**Instruction:** Collect all the lines that mention the word "this".

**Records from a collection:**
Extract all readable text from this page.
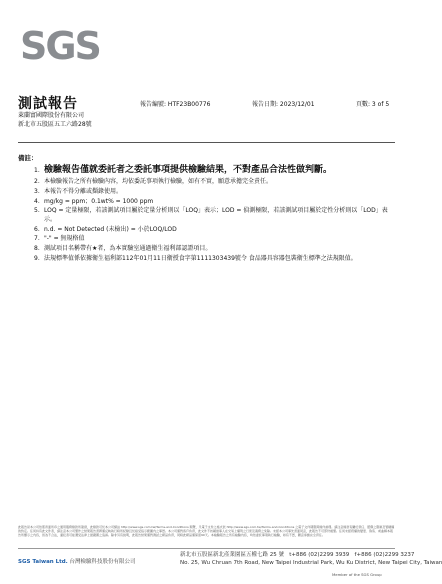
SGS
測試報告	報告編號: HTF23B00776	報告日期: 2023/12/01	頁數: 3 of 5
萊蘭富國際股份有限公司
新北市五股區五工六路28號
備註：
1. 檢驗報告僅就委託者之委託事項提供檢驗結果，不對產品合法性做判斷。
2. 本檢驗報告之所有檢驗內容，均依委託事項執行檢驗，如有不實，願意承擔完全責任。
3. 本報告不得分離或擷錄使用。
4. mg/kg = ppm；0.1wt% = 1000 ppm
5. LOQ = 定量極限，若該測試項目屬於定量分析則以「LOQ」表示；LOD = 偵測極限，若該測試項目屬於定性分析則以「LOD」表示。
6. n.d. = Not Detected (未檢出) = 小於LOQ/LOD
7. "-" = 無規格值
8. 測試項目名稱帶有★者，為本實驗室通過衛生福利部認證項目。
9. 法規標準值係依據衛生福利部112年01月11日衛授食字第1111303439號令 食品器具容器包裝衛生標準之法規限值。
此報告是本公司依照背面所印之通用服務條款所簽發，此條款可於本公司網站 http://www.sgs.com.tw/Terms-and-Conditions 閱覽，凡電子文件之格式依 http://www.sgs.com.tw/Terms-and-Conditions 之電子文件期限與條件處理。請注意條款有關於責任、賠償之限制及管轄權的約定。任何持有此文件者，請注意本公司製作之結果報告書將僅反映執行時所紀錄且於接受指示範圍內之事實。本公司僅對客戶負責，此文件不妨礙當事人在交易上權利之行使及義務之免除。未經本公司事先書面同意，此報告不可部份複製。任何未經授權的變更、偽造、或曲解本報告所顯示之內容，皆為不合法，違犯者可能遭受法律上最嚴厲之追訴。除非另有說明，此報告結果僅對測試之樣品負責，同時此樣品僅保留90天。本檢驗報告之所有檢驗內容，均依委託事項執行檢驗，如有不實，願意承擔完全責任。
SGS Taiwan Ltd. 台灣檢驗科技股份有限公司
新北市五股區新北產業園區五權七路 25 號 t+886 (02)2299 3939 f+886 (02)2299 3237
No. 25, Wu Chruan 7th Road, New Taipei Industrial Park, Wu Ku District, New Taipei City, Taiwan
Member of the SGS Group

* * *

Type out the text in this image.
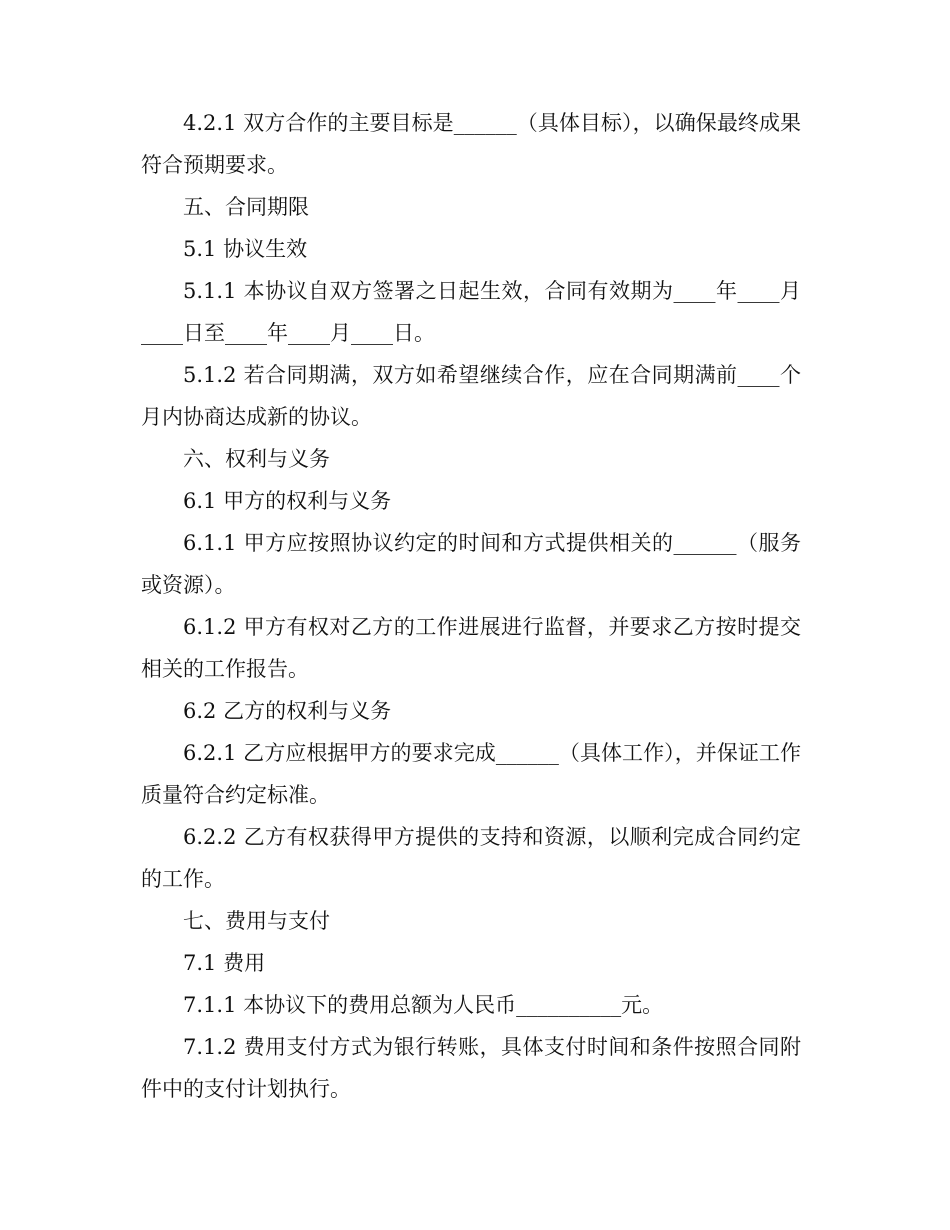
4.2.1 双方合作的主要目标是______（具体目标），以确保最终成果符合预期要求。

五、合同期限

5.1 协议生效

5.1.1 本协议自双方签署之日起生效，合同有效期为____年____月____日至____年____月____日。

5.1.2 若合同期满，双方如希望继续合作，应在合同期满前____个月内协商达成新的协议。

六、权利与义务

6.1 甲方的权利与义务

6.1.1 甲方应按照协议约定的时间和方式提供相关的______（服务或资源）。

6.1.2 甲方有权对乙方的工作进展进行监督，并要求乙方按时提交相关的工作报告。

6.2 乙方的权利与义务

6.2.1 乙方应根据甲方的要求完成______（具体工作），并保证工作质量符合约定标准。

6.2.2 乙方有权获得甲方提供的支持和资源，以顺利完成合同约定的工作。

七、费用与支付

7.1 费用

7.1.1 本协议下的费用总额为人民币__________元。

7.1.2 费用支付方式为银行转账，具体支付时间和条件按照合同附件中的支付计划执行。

**Written answer:**
Extract all readable text from this page.
Type out the text in this image.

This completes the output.